** BEGIN Data for processing **

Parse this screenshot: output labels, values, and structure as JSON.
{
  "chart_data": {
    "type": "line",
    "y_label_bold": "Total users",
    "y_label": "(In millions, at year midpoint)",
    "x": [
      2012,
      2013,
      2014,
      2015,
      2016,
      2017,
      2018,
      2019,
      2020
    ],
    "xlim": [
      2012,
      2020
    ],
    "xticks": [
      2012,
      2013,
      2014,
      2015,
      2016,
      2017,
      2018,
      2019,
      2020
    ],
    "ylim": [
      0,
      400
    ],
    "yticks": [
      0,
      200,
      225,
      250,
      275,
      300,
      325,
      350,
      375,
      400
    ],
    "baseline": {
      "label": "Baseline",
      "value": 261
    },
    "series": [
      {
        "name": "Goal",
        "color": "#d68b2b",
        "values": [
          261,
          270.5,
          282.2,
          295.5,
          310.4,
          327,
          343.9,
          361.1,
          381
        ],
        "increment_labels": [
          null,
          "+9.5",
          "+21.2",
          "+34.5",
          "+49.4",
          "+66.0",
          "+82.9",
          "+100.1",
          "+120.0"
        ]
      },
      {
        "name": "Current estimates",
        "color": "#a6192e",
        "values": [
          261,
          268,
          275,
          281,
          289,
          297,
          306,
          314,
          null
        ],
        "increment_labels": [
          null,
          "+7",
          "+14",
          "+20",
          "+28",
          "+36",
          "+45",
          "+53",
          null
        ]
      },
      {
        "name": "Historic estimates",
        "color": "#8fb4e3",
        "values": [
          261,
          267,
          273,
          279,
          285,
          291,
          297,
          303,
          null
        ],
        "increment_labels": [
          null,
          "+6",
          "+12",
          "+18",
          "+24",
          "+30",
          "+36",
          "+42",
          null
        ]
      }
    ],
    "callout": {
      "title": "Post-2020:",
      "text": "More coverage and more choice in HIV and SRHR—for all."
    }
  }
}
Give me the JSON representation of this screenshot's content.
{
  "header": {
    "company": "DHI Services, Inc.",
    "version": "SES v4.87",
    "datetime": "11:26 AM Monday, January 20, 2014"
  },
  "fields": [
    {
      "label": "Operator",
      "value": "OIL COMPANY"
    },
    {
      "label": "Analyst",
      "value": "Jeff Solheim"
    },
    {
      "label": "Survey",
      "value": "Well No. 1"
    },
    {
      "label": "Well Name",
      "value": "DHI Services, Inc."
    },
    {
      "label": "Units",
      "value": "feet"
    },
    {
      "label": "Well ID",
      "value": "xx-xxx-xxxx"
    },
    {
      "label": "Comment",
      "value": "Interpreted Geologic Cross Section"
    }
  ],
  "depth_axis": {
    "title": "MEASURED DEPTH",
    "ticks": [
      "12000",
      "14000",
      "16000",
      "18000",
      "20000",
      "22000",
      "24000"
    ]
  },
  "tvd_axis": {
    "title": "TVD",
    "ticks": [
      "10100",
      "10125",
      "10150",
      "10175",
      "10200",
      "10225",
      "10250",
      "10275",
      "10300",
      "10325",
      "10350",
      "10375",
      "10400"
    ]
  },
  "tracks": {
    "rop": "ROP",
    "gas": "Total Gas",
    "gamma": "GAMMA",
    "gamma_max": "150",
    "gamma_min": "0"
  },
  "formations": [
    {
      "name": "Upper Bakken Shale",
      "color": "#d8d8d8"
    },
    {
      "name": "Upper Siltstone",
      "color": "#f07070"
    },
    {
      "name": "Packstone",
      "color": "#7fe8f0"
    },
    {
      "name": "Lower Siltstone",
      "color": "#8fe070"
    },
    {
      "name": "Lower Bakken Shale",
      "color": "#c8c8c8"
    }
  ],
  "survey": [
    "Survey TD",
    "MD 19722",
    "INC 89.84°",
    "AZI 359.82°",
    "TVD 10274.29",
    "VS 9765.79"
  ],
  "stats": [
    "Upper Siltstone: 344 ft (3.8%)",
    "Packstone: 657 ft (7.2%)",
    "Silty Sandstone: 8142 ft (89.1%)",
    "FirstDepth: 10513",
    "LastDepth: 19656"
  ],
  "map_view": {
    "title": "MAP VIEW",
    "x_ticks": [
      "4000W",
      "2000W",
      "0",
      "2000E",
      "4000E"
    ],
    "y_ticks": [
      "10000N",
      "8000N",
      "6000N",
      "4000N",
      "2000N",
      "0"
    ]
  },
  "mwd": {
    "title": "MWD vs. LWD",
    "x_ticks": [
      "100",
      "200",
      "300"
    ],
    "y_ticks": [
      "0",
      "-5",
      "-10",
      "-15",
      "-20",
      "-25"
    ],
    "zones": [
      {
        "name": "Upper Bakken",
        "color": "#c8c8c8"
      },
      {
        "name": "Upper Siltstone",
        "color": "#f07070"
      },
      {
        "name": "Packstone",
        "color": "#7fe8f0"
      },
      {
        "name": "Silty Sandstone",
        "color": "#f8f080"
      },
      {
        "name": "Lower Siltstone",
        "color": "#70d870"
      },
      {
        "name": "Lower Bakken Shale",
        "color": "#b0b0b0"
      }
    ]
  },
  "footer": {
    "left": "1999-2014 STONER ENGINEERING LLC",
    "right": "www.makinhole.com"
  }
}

** END Data for processing **

— Task prompt —
Go through the listing above and locate each line that holds the word "Siltstone". Copy those lines.

— Reply —
      "name": "Upper Siltstone",
      "name": "Lower Siltstone",
    "Upper Siltstone: 344 ft (3.8%)",
        "name": "Upper Siltstone",
        "name": "Lower Siltstone",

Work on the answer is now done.